** Start of Records provided **

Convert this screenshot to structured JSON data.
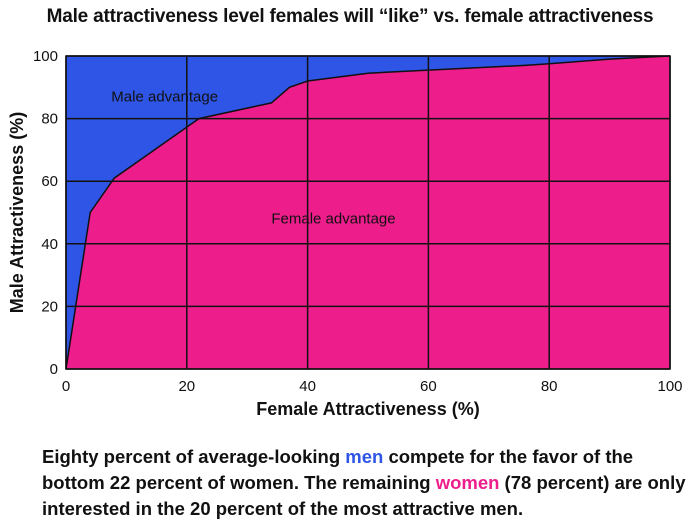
{
  "chart_data": {
    "type": "area",
    "title": "Male attractiveness level females will “like” vs. female attractiveness",
    "xlabel": "Female Attractiveness (%)",
    "ylabel": "Male Attractiveness (%)",
    "xlim": [
      0,
      100
    ],
    "ylim": [
      0,
      100
    ],
    "xticks": [
      "0",
      "20",
      "40",
      "60",
      "80",
      "100"
    ],
    "yticks": [
      "0",
      "20",
      "40",
      "60",
      "80",
      "100"
    ],
    "grid": true,
    "x": [
      0,
      4,
      8,
      22,
      34,
      37,
      40,
      50,
      60,
      76,
      80,
      90,
      100
    ],
    "y": [
      0,
      50,
      61,
      80,
      85,
      90,
      92,
      94.5,
      95.5,
      97,
      97.5,
      99,
      100
    ],
    "regions": [
      {
        "label": "Male advantage",
        "color": "#2f55e6"
      },
      {
        "label": "Female advantage",
        "color": "#ee1d8c"
      }
    ]
  },
  "caption": {
    "part1": "Eighty percent of average-looking ",
    "men": "men",
    "part2": " compete for the favor of the bottom 22 percent of women.  The remaining ",
    "women": "women",
    "part3": " (78 percent) are only interested in the 20 percent of the most attractive men."
  }
}
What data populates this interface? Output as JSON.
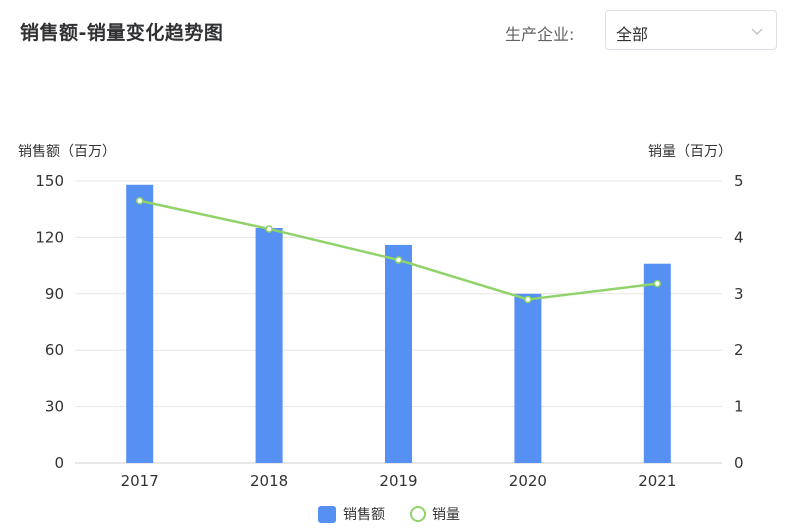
{
  "header": {
    "title": "销售额-销量变化趋势图",
    "filter_label": "生产企业:",
    "filter_value": "全部",
    "filter_icon": "chevron-down-icon"
  },
  "colors": {
    "bar": "#5590f2",
    "line": "#8fd36a",
    "grid": "#e6e6e6",
    "axis_text": "#333333"
  },
  "chart_data": {
    "type": "bar",
    "categories": [
      "2017",
      "2018",
      "2019",
      "2020",
      "2021"
    ],
    "series": [
      {
        "name": "销售额",
        "type": "bar",
        "axis": "left",
        "values": [
          148,
          125,
          116,
          90,
          106
        ]
      },
      {
        "name": "销量",
        "type": "line",
        "axis": "right",
        "values": [
          4.65,
          4.15,
          3.6,
          2.9,
          3.18
        ]
      }
    ],
    "y_left": {
      "label": "销售额（百万）",
      "ylim": [
        0,
        150
      ],
      "ticks": [
        0,
        30,
        60,
        90,
        120,
        150
      ]
    },
    "y_right": {
      "label": "销量（百万）",
      "ylim": [
        0,
        5
      ],
      "ticks": [
        0,
        1,
        2,
        3,
        4,
        5
      ]
    },
    "grid": true,
    "legend": {
      "position": "bottom-center",
      "items": [
        "销售额",
        "销量"
      ]
    }
  }
}
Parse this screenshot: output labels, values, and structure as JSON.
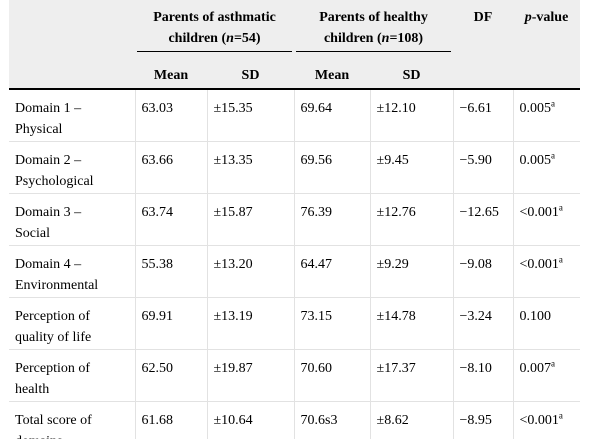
{
  "header": {
    "group1": "Parents of asthmatic children (n=54)",
    "group1_line1": "Parents of asthmatic",
    "group1_line2_pre": "children (",
    "group1_line2_n": "n",
    "group1_line2_post": "=54)",
    "group2_line1": "Parents of healthy",
    "group2_line2_pre": "children (",
    "group2_line2_n": "n",
    "group2_line2_post": "=108)",
    "df": "DF",
    "p_pre": "p",
    "p_post": "-value",
    "mean": "Mean",
    "sd": "SD"
  },
  "rows": [
    {
      "label_1": "Domain 1 –",
      "label_2": "Physical",
      "mean1": "63.03",
      "sd1": "±15.35",
      "mean2": "69.64",
      "sd2": "±12.10",
      "df": "−6.61",
      "p": "0.005",
      "sup": "a"
    },
    {
      "label_1": "Domain 2 –",
      "label_2": "Psychological",
      "mean1": "63.66",
      "sd1": "±13.35",
      "mean2": "69.56",
      "sd2": "±9.45",
      "df": "−5.90",
      "p": "0.005",
      "sup": "a"
    },
    {
      "label_1": "Domain 3 –",
      "label_2": "Social",
      "mean1": "63.74",
      "sd1": "±15.87",
      "mean2": "76.39",
      "sd2": "±12.76",
      "df": "−12.65",
      "p": "<0.001",
      "sup": "a"
    },
    {
      "label_1": "Domain 4 –",
      "label_2": "Environmental",
      "mean1": "55.38",
      "sd1": "±13.20",
      "mean2": "64.47",
      "sd2": "±9.29",
      "df": "−9.08",
      "p": "<0.001",
      "sup": "a"
    },
    {
      "label_1": "Perception of",
      "label_2": "quality of life",
      "mean1": "69.91",
      "sd1": "±13.19",
      "mean2": "73.15",
      "sd2": "±14.78",
      "df": "−3.24",
      "p": "0.100",
      "sup": ""
    },
    {
      "label_1": "Perception of",
      "label_2": "health",
      "mean1": "62.50",
      "sd1": "±19.87",
      "mean2": "70.60",
      "sd2": "±17.37",
      "df": "−8.10",
      "p": "0.007",
      "sup": "a"
    },
    {
      "label_1": "Total score of",
      "label_2": "domains",
      "mean1": "61.68",
      "sd1": "±10.64",
      "mean2": "70.6s3",
      "sd2": "±8.62",
      "df": "−8.95",
      "p": "<0.001",
      "sup": "a"
    }
  ]
}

** End of Records provided **

Task details
Leave out the pictures, and give all the records again exactly.

Response to the task
Convert this screenshot to structured JSON data.
{
  "chart_data": {
    "type": "area",
    "title": "Male attractiveness level females will “like” vs. female attractiveness",
    "xlabel": "Female Attractiveness (%)",
    "ylabel": "Male Attractiveness (%)",
    "xlim": [
      0,
      100
    ],
    "ylim": [
      0,
      100
    ],
    "xticks": [
      "0",
      "20",
      "40",
      "60",
      "80",
      "100"
    ],
    "yticks": [
      "0",
      "20",
      "40",
      "60",
      "80",
      "100"
    ],
    "grid": true,
    "x": [
      0,
      4,
      8,
      22,
      34,
      37,
      40,
      50,
      60,
      76,
      80,
      90,
      100
    ],
    "y": [
      0,
      50,
      61,
      80,
      85,
      90,
      92,
      94.5,
      95.5,
      97,
      97.5,
      99,
      100
    ],
    "regions": [
      {
        "label": "Male advantage",
        "color": "#2f55e6"
      },
      {
        "label": "Female advantage",
        "color": "#ee1d8c"
      }
    ]
  },
  "caption": {
    "part1": "Eighty percent of average-looking ",
    "men": "men",
    "part2": " compete for the favor of the bottom 22 percent of women.  The remaining ",
    "women": "women",
    "part3": " (78 percent) are only interested in the 20 percent of the most attractive men."
  }
}
What data populates this interface? Output as JSON.
{
  "header": {
    "title": "销售额-销量变化趋势图",
    "filter_label": "生产企业:",
    "filter_value": "全部",
    "filter_icon": "chevron-down-icon"
  },
  "colors": {
    "bar": "#5590f2",
    "line": "#8fd36a",
    "grid": "#e6e6e6",
    "axis_text": "#333333"
  },
  "chart_data": {
    "type": "bar",
    "categories": [
      "2017",
      "2018",
      "2019",
      "2020",
      "2021"
    ],
    "series": [
      {
        "name": "销售额",
        "type": "bar",
        "axis": "left",
        "values": [
          148,
          125,
          116,
          90,
          106
        ]
      },
      {
        "name": "销量",
        "type": "line",
        "axis": "right",
        "values": [
          4.65,
          4.15,
          3.6,
          2.9,
          3.18
        ]
      }
    ],
    "y_left": {
      "label": "销售额（百万）",
      "ylim": [
        0,
        150
      ],
      "ticks": [
        0,
        30,
        60,
        90,
        120,
        150
      ]
    },
    "y_right": {
      "label": "销量（百万）",
      "ylim": [
        0,
        5
      ],
      "ticks": [
        0,
        1,
        2,
        3,
        4,
        5
      ]
    },
    "grid": true,
    "legend": {
      "position": "bottom-center",
      "items": [
        "销售额",
        "销量"
      ]
    }
  }
}
Parse this screenshot: output labels, values, and structure as JSON.
{
  "header": {
    "group1": "Parents of asthmatic children (n=54)",
    "group1_line1": "Parents of asthmatic",
    "group1_line2_pre": "children (",
    "group1_line2_n": "n",
    "group1_line2_post": "=54)",
    "group2_line1": "Parents of healthy",
    "group2_line2_pre": "children (",
    "group2_line2_n": "n",
    "group2_line2_post": "=108)",
    "df": "DF",
    "p_pre": "p",
    "p_post": "-value",
    "mean": "Mean",
    "sd": "SD"
  },
  "rows": [
    {
      "label_1": "Domain 1 –",
      "label_2": "Physical",
      "mean1": "63.03",
      "sd1": "±15.35",
      "mean2": "69.64",
      "sd2": "±12.10",
      "df": "−6.61",
      "p": "0.005",
      "sup": "a"
    },
    {
      "label_1": "Domain 2 –",
      "label_2": "Psychological",
      "mean1": "63.66",
      "sd1": "±13.35",
      "mean2": "69.56",
      "sd2": "±9.45",
      "df": "−5.90",
      "p": "0.005",
      "sup": "a"
    },
    {
      "label_1": "Domain 3 –",
      "label_2": "Social",
      "mean1": "63.74",
      "sd1": "±15.87",
      "mean2": "76.39",
      "sd2": "±12.76",
      "df": "−12.65",
      "p": "<0.001",
      "sup": "a"
    },
    {
      "label_1": "Domain 4 –",
      "label_2": "Environmental",
      "mean1": "55.38",
      "sd1": "±13.20",
      "mean2": "64.47",
      "sd2": "±9.29",
      "df": "−9.08",
      "p": "<0.001",
      "sup": "a"
    },
    {
      "label_1": "Perception of",
      "label_2": "quality of life",
      "mean1": "69.91",
      "sd1": "±13.19",
      "mean2": "73.15",
      "sd2": "±14.78",
      "df": "−3.24",
      "p": "0.100",
      "sup": ""
    },
    {
      "label_1": "Perception of",
      "label_2": "health",
      "mean1": "62.50",
      "sd1": "±19.87",
      "mean2": "70.60",
      "sd2": "±17.37",
      "df": "−8.10",
      "p": "0.007",
      "sup": "a"
    },
    {
      "label_1": "Total score of",
      "label_2": "domains",
      "mean1": "61.68",
      "sd1": "±10.64",
      "mean2": "70.6s3",
      "sd2": "±8.62",
      "df": "−8.95",
      "p": "<0.001",
      "sup": "a"
    }
  ]
}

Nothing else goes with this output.